## Short task
Reproduce each line from the records that holds "Paste".

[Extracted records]
▬▬▬▬▬▬▬▬▬▬

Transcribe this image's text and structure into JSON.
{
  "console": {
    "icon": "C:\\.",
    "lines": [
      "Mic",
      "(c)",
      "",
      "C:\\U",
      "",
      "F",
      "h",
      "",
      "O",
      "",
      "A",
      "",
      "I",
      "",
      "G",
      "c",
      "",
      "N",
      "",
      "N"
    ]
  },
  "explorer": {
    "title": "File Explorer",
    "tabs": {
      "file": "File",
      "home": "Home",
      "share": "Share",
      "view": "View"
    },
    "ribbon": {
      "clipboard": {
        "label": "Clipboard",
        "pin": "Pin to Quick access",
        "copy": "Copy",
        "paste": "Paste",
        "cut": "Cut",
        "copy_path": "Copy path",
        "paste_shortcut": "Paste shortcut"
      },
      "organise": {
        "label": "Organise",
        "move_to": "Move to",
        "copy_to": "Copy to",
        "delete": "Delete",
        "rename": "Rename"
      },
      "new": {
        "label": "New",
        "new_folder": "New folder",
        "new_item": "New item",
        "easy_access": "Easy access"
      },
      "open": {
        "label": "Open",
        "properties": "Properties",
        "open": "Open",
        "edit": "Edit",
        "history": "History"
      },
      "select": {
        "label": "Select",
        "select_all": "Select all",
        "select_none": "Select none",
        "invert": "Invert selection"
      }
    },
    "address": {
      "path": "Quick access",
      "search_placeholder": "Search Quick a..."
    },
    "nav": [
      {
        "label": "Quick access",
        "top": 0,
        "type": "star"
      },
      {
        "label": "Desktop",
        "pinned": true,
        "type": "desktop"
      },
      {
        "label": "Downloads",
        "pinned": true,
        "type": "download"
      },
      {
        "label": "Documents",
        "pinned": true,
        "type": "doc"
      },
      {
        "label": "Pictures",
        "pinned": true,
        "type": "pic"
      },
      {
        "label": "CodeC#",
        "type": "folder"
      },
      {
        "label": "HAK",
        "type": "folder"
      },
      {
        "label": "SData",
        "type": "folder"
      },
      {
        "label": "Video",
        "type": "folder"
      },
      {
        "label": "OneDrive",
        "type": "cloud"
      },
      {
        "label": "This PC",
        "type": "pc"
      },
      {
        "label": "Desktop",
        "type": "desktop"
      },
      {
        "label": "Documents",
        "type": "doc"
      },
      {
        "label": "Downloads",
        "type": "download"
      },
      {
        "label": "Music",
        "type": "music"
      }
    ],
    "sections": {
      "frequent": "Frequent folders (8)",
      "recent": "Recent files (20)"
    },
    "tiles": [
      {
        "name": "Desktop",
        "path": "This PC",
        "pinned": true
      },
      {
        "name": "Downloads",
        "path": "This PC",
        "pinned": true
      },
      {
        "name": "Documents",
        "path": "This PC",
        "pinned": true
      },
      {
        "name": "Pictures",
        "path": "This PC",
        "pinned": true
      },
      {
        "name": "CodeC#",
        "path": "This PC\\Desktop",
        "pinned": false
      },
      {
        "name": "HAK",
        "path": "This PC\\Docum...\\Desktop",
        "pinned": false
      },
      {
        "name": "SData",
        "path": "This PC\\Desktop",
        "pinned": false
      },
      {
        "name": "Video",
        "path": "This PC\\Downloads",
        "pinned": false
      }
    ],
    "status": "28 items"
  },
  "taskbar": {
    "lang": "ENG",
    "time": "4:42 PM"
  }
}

▬▬▬▬▬▬▬▬▬▬

## The reply
        "paste": "Paste",
        "paste_shortcut": "Paste shortcut"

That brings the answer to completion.